Source data:
++++++++++++++++++++

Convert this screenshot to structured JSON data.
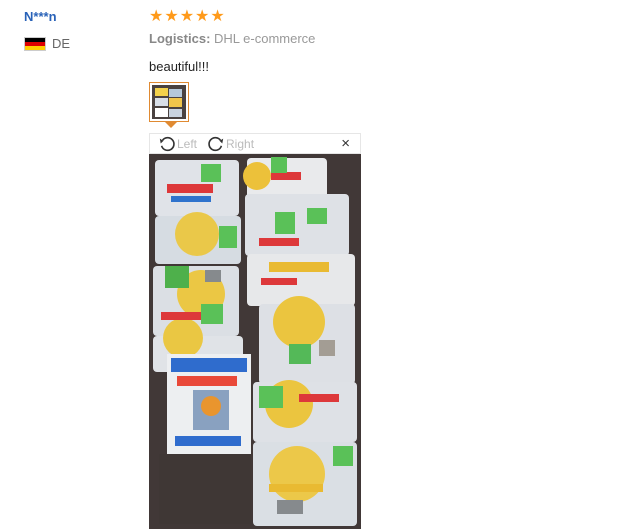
{
  "reviewer": {
    "name": "N***n",
    "country": "DE"
  },
  "review": {
    "stars": 5,
    "logistics_label": "Logistics:",
    "logistics_value": "DHL e-commerce",
    "text": "beautiful!!!"
  },
  "viewer": {
    "rotate_left": "Left",
    "rotate_right": "Right",
    "close": "×"
  },
  "colors": {
    "star": "#ff9a1a",
    "name": "#2962b8",
    "thumb_border": "#e08a32"
  }
}
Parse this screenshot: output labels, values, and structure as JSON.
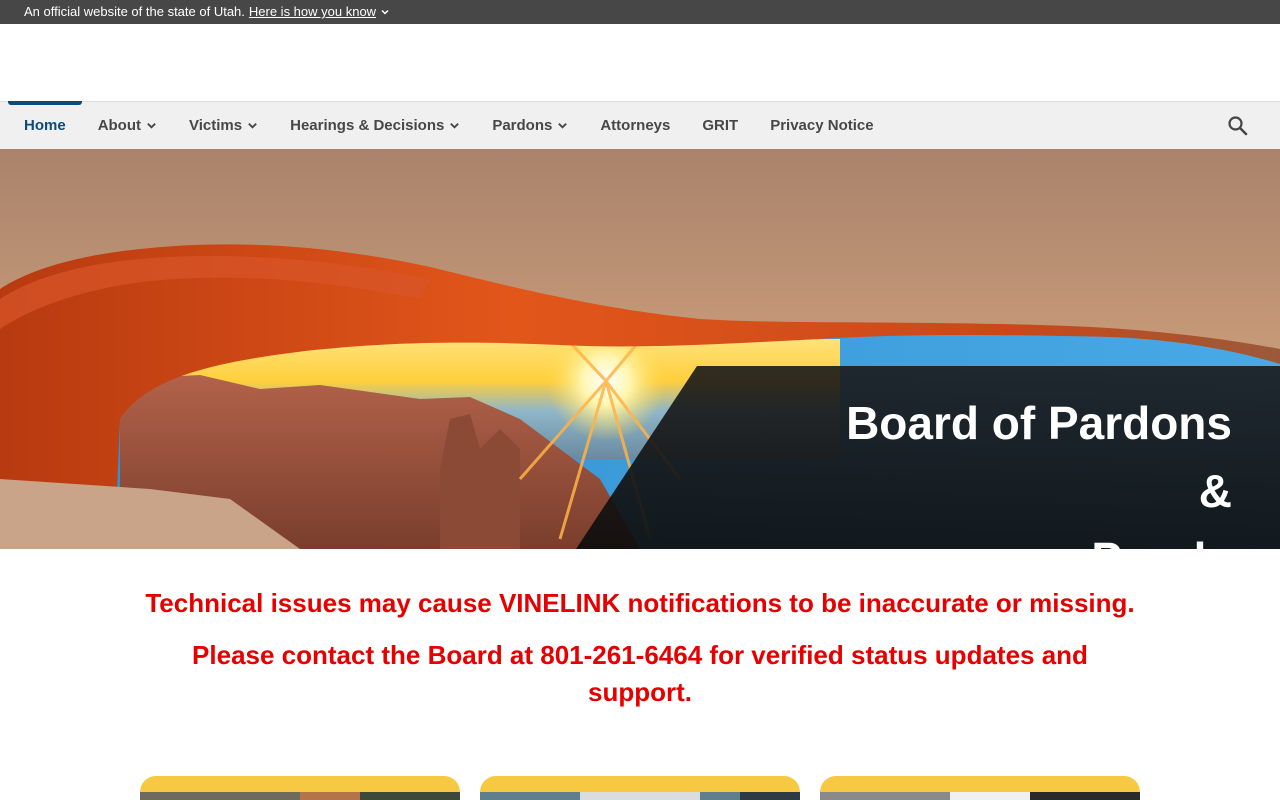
{
  "gov_banner": {
    "text": "An official website of the state of Utah.",
    "link": "Here is how you know"
  },
  "nav": {
    "items": [
      {
        "label": "Home",
        "active": true,
        "dropdown": false
      },
      {
        "label": "About",
        "active": false,
        "dropdown": true
      },
      {
        "label": "Victims",
        "active": false,
        "dropdown": true
      },
      {
        "label": "Hearings & Decisions",
        "active": false,
        "dropdown": true
      },
      {
        "label": "Pardons",
        "active": false,
        "dropdown": true
      },
      {
        "label": "Attorneys",
        "active": false,
        "dropdown": false
      },
      {
        "label": "GRIT",
        "active": false,
        "dropdown": false
      },
      {
        "label": "Privacy Notice",
        "active": false,
        "dropdown": false
      }
    ],
    "search_icon": "search-icon"
  },
  "hero": {
    "title_line1": "Board of Pardons &",
    "title_line2": "Parole"
  },
  "notice": {
    "line1": "Technical issues may cause VINELINK notifications to be inaccurate or missing.",
    "line2": "Please contact the Board at 801-261-6464 for verified status updates and support."
  },
  "colors": {
    "banner_bg": "#474747",
    "nav_bg": "#f0f0f0",
    "nav_active": "#0b4b7d",
    "notice_red": "#e60000",
    "card_accent": "#f7c942"
  }
}
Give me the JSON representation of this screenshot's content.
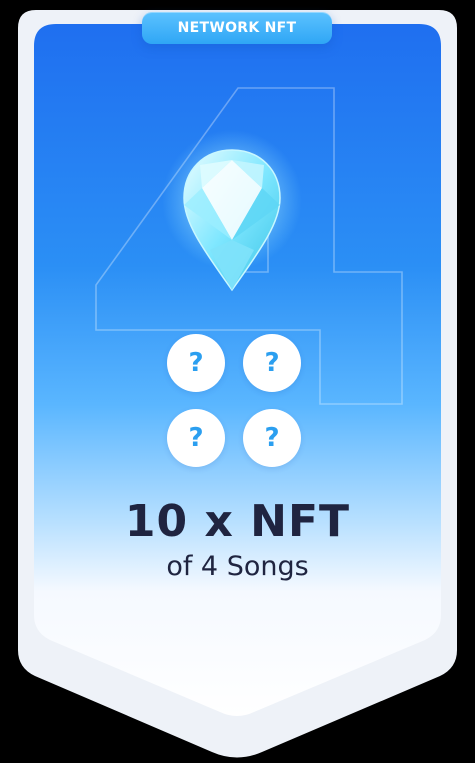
{
  "badge": {
    "label": "NETWORK NFT"
  },
  "watermark": {
    "text": "4"
  },
  "gem": {
    "icon": "diamond-gem-icon",
    "color": "#7fe7ff"
  },
  "slots": [
    {
      "label": "?"
    },
    {
      "label": "?"
    },
    {
      "label": "?"
    },
    {
      "label": "?"
    }
  ],
  "title": "10 x NFT",
  "subtitle": "of 4 Songs",
  "colors": {
    "accent_blue": "#2f8ff0",
    "text_dark": "#1f2440",
    "question_blue": "#2b9ff0"
  }
}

++++++++++++++++++++

Stated exercise
Which lines hold the string "icon"? Copy all of them from the data above.

Answer
    "search_icon": "search-icon"
    "icon": "diamond-gem-icon",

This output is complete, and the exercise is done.